→ Teks Sumber:

-------------------------

Kota Tarim selain dikenal dengan kota wali, juga dikenal dengan kota ratusan masjid, bahkan hampir bisa dipastikan di setiap jarak lima puliuh meter akan kita jumpai masjid. Masjid-masjid ini umumnya sudah berusia berabad-abad. Diantara masjid tersebut adalah Masjid Wa’al. Sekilas saat mendengar namanya tidak bisa dipungkiri pasti terasa janggal di telinga, terlebih bagi yang mengerti bahasa arab. bagaimana tidak, kebanyakan masjid di dunia menggunakan nama-nama yang disandingkan dengan Nama Allah SAW., Asmaul Husna, nama Nabi ataupun nama pendirinya. Tidak demikian dengan masjid ini. Ya, masjid ini masyhur dengan nama masjid “Wa’al”, yang dalam bahasa arab berarti kambing hutan. Tentunya penamaan masjid ini tidak luput dari sejarah menarik di dalamnya.

Secara geografis masjid ini terletak tepat di tengah-tengah kota Tarim, di dusun Khulaif tepatnya di tepi jalan kecil yang menuju pasar tradisional dari arah pemakaman Furait. Arsitekturnya yang klasik seperti halnya masjid-masjid tua lainnya menjadi ciri khas yang msih trendy di kota ini.

kerangka masjid


Tidak ada yang istimewa masjid ini jika sekilas dilihat dari fisik dan gaya arsitekturnya, luasnya hanya berkisar 231 M persegi dengan 22 tiang kokoh yang berbalut kapur putih di bagian serambi luarnya, dan 115 M persegi di bagian dalamnya.Temboknya juga berwarna putih,bahkan ada sebagian yang sudah lusuh termakan usia.

-------------------------

→ Anotasi wilayah gambar:
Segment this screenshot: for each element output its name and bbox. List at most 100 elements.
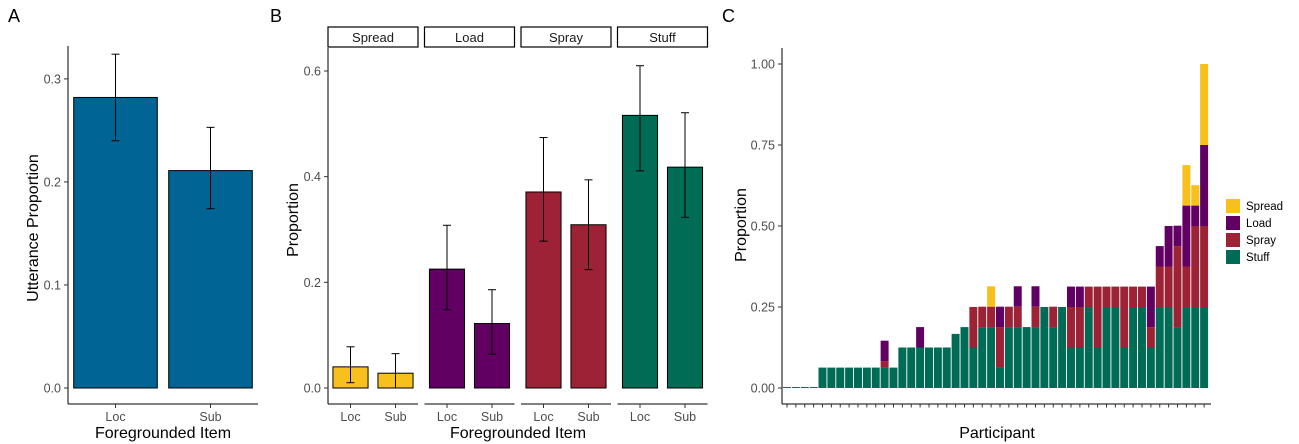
panel-c-bar-spray <box>1129 286 1138 307</box>
panel-c-bar-stuff <box>1058 307 1067 388</box>
panel-a-y-axis-tick-label: 0.0 <box>44 382 61 396</box>
panel-c-bar-stuff <box>925 347 933 388</box>
panel-c-bar-stuff <box>1084 307 1093 388</box>
panel-c-bar-spray <box>1146 327 1155 348</box>
panel-c-bar-load <box>1067 286 1075 307</box>
panel-c-bar-stuff <box>818 367 827 388</box>
panel-c-bar-stuff <box>836 367 845 388</box>
panel-c-bar-spray <box>996 327 1004 368</box>
panel-b-strip-load: Load <box>423 26 516 48</box>
panel-a-y-axis-tick-label: 0.1 <box>44 278 61 292</box>
panel-c-bar-stuff <box>969 347 978 388</box>
panel-c-bar-spray <box>880 361 889 368</box>
panel-c-bar-stuff <box>862 367 871 388</box>
panel-c-legend-key-load <box>1226 216 1240 230</box>
panel-c-bar-stuff <box>933 347 942 388</box>
panel-c-legend-label-stuff: Stuff <box>1246 252 1270 264</box>
panel-c-bar-stuff <box>996 367 1004 388</box>
panel-b-x-tick-label: Loc <box>340 410 360 424</box>
panel-c-bar-stuff <box>827 367 836 388</box>
panel-c-bar-spray <box>1111 286 1120 307</box>
panel-c-bar-stuff <box>1031 327 1040 388</box>
panel-c-bar-spray <box>1120 286 1129 348</box>
panel-b-strip-box <box>616 26 709 48</box>
panel-c-bar-stuff <box>1191 307 1200 388</box>
panel-c-legend: Spread Load Spray Stuff <box>1226 199 1283 264</box>
panel-b-label: B <box>270 6 282 26</box>
panel-c-bar-stuff <box>942 347 951 388</box>
panel-c: C Proportion Participant 0.00 0.25 0.50 0.7… <box>722 6 1283 442</box>
panel-c-bar-stuff <box>1040 307 1049 388</box>
panel-c-bar-spray <box>1031 306 1040 328</box>
panel-c-bar-stuff <box>1013 327 1022 388</box>
panel-c-legend-label-spray: Spray <box>1246 235 1276 247</box>
panel-c-bar-stuff <box>809 387 818 388</box>
panel-c-label: C <box>722 6 735 26</box>
panel-c-bar-spray <box>1182 266 1191 307</box>
panel-c-bar-spray <box>1173 246 1182 328</box>
panel-b-x-tick-label: Sub <box>674 410 696 424</box>
panel-c-bar-load <box>1013 286 1022 307</box>
panel-c-bar-stuff <box>1200 307 1209 388</box>
panel-c-bar-spray <box>1013 306 1022 328</box>
panel-a-bar-loc <box>73 96 158 389</box>
panel-c-y-axis-tick-label: 0.00 <box>751 382 775 396</box>
panel-c-bar-stuff <box>1102 307 1111 388</box>
panel-b-strip-box <box>327 26 419 48</box>
panel-c-bar-stuff <box>907 347 916 388</box>
panel-c-legend-key-spray <box>1226 233 1240 247</box>
panel-a-y-axis-tick-label: 0.3 <box>44 72 61 86</box>
panel-b-strip-label: Spread <box>352 30 394 45</box>
panel-c-bar-stuff <box>898 347 907 388</box>
panel-b-x-tick-label: Sub <box>481 410 503 424</box>
panel-c-bar-stuff <box>1182 307 1191 388</box>
panel-c-bar-stuff <box>1067 347 1075 388</box>
panel-c-bar-spray <box>1084 286 1093 307</box>
panel-c-bar-stuff <box>1049 327 1058 388</box>
panel-c-bar-spread <box>1191 185 1200 206</box>
panel-c-bar-spray <box>969 307 978 348</box>
panel-c-bar-spray <box>1093 286 1102 348</box>
panel-c-bar-stuff <box>1022 327 1031 388</box>
panel-c-bar-spray <box>1138 286 1146 307</box>
panel-c-bar-stuff <box>889 367 898 388</box>
panel-c-bar-stuff <box>916 347 925 388</box>
panel-c-bar-spray <box>1164 266 1173 307</box>
panel-b-y-axis-tick-label: 0.2 <box>304 276 321 290</box>
panel-c-bar-stuff <box>1173 327 1182 388</box>
panel-c-bar-load <box>1164 226 1173 267</box>
panel-c-x-axis-title: Participant <box>959 425 1035 442</box>
panel-c-bar-load <box>880 340 889 362</box>
panel-c-bar-stuff <box>800 387 809 388</box>
panel-c-bar-load <box>1173 225 1182 247</box>
panel-a-y-axis-tick-label: 0.2 <box>44 175 61 189</box>
panel-c-bar-stuff <box>791 387 800 388</box>
panel-c-bar-load <box>996 306 1004 328</box>
panel-c-bar-stuff <box>1075 347 1084 388</box>
panel-c-bar-spray <box>1004 306 1013 328</box>
panel-c-bar-stuff <box>1155 307 1164 388</box>
panel-b-x-tick-label: Loc <box>533 410 553 424</box>
panel-a-y-axis-title: Utterance Proportion <box>25 154 42 302</box>
panel-b-strip-label: Spray <box>549 30 583 45</box>
panel-c-bar-load <box>916 327 925 348</box>
panel-c-y-axis-tick-label: 0.50 <box>751 220 775 234</box>
panel-c-legend-key-spread <box>1226 199 1240 213</box>
panel-c-bar-stuff <box>951 333 960 388</box>
panel-b-strip-box <box>520 26 612 48</box>
panel-b-y-axis-tick-label: 0.6 <box>304 65 321 79</box>
panel-c-bar-stuff <box>854 367 862 388</box>
panel-a: A Utterance Proportion Foregrounded Item… <box>8 6 258 442</box>
panel-b-x-tick-label: Sub <box>577 410 599 424</box>
panel-c-y-axis-tick-label: 1.00 <box>751 58 775 72</box>
panel-c-legend-key-stuff <box>1226 250 1240 264</box>
panel-c-bar-stuff <box>880 367 889 388</box>
panel-b-x-tick-label: Loc <box>630 410 650 424</box>
panel-c-bar-spray <box>978 306 987 328</box>
panel-b-x-axis-title: Foregrounded Item <box>450 425 586 442</box>
panel-c-bar-stuff <box>1129 307 1138 388</box>
panel-a-x-tick-label: Loc <box>105 410 125 424</box>
panel-c-y-axis-tick-label: 0.25 <box>751 301 775 315</box>
panel-c-bar-stuff <box>1138 307 1146 388</box>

-------------------------

→ Soal Tugas: Ambil seluruh teks tentang Masjid Wa’al di kota Tarim, lalu tuliskan ulang tanpa mengubah satu kata pun. Daftar itu tidak diperlukan di sini.

→ Jawaban Benar:
Kota Tarim selain dikenal dengan kota wali, juga dikenal dengan kota ratusan masjid, bahkan hampir bisa dipastikan di setiap jarak lima puliuh meter akan kita jumpai masjid. Masjid-masjid ini umumnya sudah berusia berabad-abad. Diantara masjid tersebut adalah Masjid Wa’al. Sekilas saat mendengar namanya tidak bisa dipungkiri pasti terasa janggal di telinga, terlebih bagi yang mengerti bahasa arab. bagaimana tidak, kebanyakan masjid di dunia menggunakan nama-nama yang disandingkan dengan Nama Allah SAW., Asmaul Husna, nama Nabi ataupun nama pendirinya. Tidak demikian dengan masjid ini. Ya, masjid ini masyhur dengan nama masjid “Wa’al”, yang dalam bahasa arab berarti kambing hutan. Tentunya penamaan masjid ini tidak luput dari sejarah menarik di dalamnya.

Secara geografis masjid ini terletak tepat di tengah-tengah kota Tarim, di dusun Khulaif tepatnya di tepi jalan kecil yang menuju pasar tradisional dari arah pemakaman Furait. Arsitekturnya yang klasik seperti halnya masjid-masjid tua lainnya menjadi ciri khas yang msih trendy di kota ini.

kerangka masjid


Tidak ada yang istimewa masjid ini jika sekilas dilihat dari fisik dan gaya arsitekturnya, luasnya hanya berkisar 231 M persegi dengan 22 tiang kokoh yang berbalut kapur putih di bagian serambi luarnya, dan 115 M persegi di bagian dalamnya.Temboknya juga berwarna putih,bahkan ada sebagian yang sudah lusuh termakan usia.